◆ **Exercise requirements**
Retype each line exactly. Skip images.

◆ **Records provided**

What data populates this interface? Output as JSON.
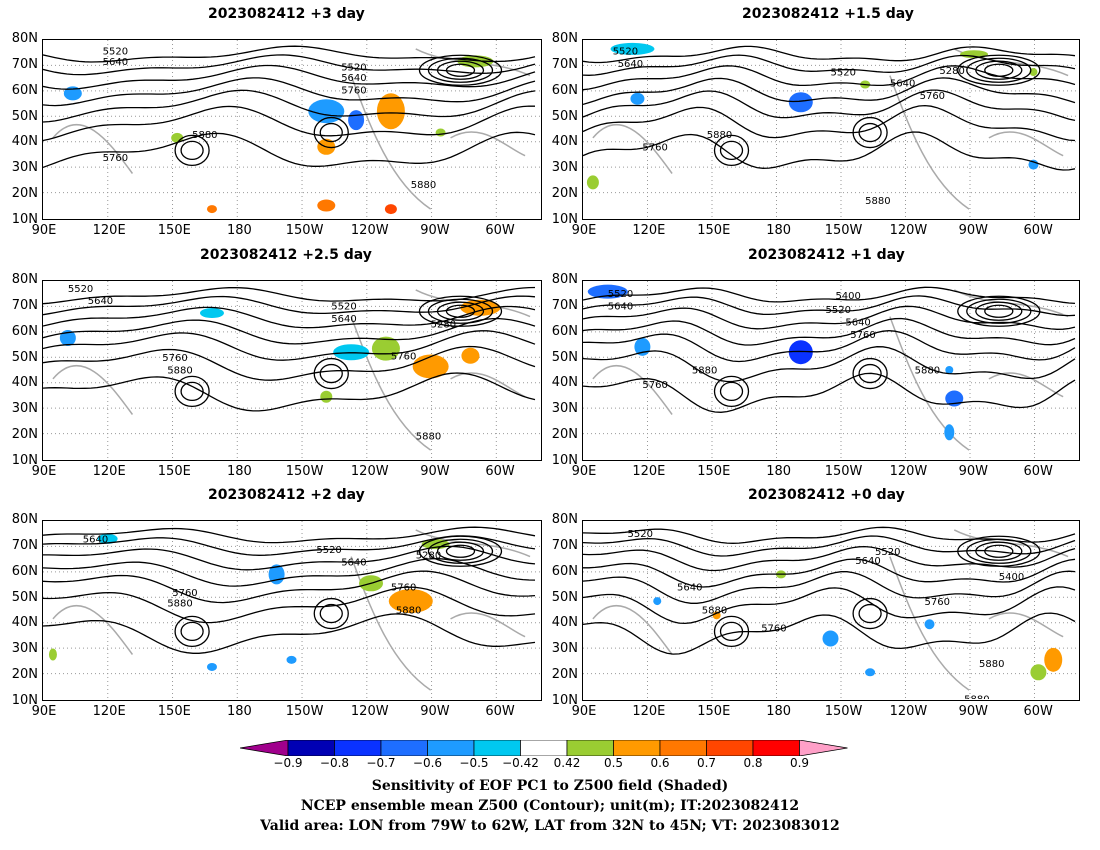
{
  "panels": [
    {
      "title": "2023082412 +3 day"
    },
    {
      "title": "2023082412 +1.5 day"
    },
    {
      "title": "2023082412 +2.5 day"
    },
    {
      "title": "2023082412 +1 day"
    },
    {
      "title": "2023082412 +2 day"
    },
    {
      "title": "2023082412 +0 day"
    }
  ],
  "axes": {
    "lat_labels": [
      "80N",
      "70N",
      "60N",
      "50N",
      "40N",
      "30N",
      "20N",
      "10N"
    ],
    "lon_labels": [
      "90E",
      "120E",
      "150E",
      "180",
      "150W",
      "120W",
      "90W",
      "60W"
    ]
  },
  "contour_labels": {
    "p0": [
      "5520",
      "5640",
      "5520",
      "5640",
      "5760",
      "5880",
      "5760",
      "5880"
    ],
    "p1": [
      "5520",
      "5640",
      "5280",
      "5520",
      "5640",
      "5760",
      "5880",
      "5760",
      "5880"
    ],
    "p2": [
      "5520",
      "5640",
      "5520",
      "5640",
      "5280",
      "5760",
      "5880",
      "5760",
      "5880"
    ],
    "p3": [
      "5520",
      "5640",
      "5400",
      "5520",
      "5640",
      "5760",
      "5880",
      "5760",
      "5880"
    ],
    "p4": [
      "5640",
      "5520",
      "5640",
      "5280",
      "5760",
      "5880",
      "5760",
      "5880"
    ],
    "p5": [
      "5520",
      "5520",
      "5640",
      "5640",
      "5400",
      "5880",
      "5760",
      "5760",
      "5880",
      "5880"
    ]
  },
  "colorbar": {
    "ticks": [
      "−0.9",
      "−0.8",
      "−0.7",
      "−0.6",
      "−0.5",
      "−0.42",
      "0.42",
      "0.5",
      "0.6",
      "0.7",
      "0.8",
      "0.9"
    ],
    "colors": [
      "#0000b4",
      "#0a32ff",
      "#1e6eff",
      "#1e9bff",
      "#00c8f0",
      "#ffffff",
      "#9acd32",
      "#ff9a00",
      "#ff7800",
      "#ff4600",
      "#ff0000"
    ],
    "low_color": "#a0008c",
    "high_color": "#ffa0c8"
  },
  "captions": {
    "line1": "Sensitivity of EOF PC1 to Z500 field (Shaded)",
    "line2": "NCEP ensemble mean Z500 (Contour); unit(m); IT:2023082412",
    "line3": "Valid area: LON from 79W to 62W, LAT from 32N to 45N; VT: 2023083012"
  }
}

◆ **Exercise result**
What data populates this interface? Output as JSON.
{
  "panels": [
    {
      "title": "2023082412 +3 day"
    },
    {
      "title": "2023082412 +1.5 day"
    },
    {
      "title": "2023082412 +2.5 day"
    },
    {
      "title": "2023082412 +1 day"
    },
    {
      "title": "2023082412 +2 day"
    },
    {
      "title": "2023082412 +0 day"
    }
  ],
  "axes": {
    "lat_labels": [
      "80N",
      "70N",
      "60N",
      "50N",
      "40N",
      "30N",
      "20N",
      "10N"
    ],
    "lon_labels": [
      "90E",
      "120E",
      "150E",
      "180",
      "150W",
      "120W",
      "90W",
      "60W"
    ]
  },
  "contour_labels": {
    "p0": [
      "5520",
      "5640",
      "5520",
      "5640",
      "5760",
      "5880",
      "5760",
      "5880"
    ],
    "p1": [
      "5520",
      "5640",
      "5280",
      "5520",
      "5640",
      "5760",
      "5880",
      "5760",
      "5880"
    ],
    "p2": [
      "5520",
      "5640",
      "5520",
      "5640",
      "5280",
      "5760",
      "5880",
      "5760",
      "5880"
    ],
    "p3": [
      "5520",
      "5640",
      "5400",
      "5520",
      "5640",
      "5760",
      "5880",
      "5760",
      "5880"
    ],
    "p4": [
      "5640",
      "5520",
      "5640",
      "5280",
      "5760",
      "5880",
      "5760",
      "5880"
    ],
    "p5": [
      "5520",
      "5520",
      "5640",
      "5640",
      "5400",
      "5880",
      "5760",
      "5760",
      "5880",
      "5880"
    ]
  },
  "colorbar": {
    "ticks": [
      "−0.9",
      "−0.8",
      "−0.7",
      "−0.6",
      "−0.5",
      "−0.42",
      "0.42",
      "0.5",
      "0.6",
      "0.7",
      "0.8",
      "0.9"
    ],
    "colors": [
      "#0000b4",
      "#0a32ff",
      "#1e6eff",
      "#1e9bff",
      "#00c8f0",
      "#ffffff",
      "#9acd32",
      "#ff9a00",
      "#ff7800",
      "#ff4600",
      "#ff0000"
    ],
    "low_color": "#a0008c",
    "high_color": "#ffa0c8"
  },
  "captions": {
    "line1": "Sensitivity of EOF PC1 to Z500 field (Shaded)",
    "line2": "NCEP ensemble mean Z500 (Contour); unit(m); IT:2023082412",
    "line3": "Valid area: LON from 79W to 62W, LAT from 32N to 45N; VT: 2023083012"
  }
}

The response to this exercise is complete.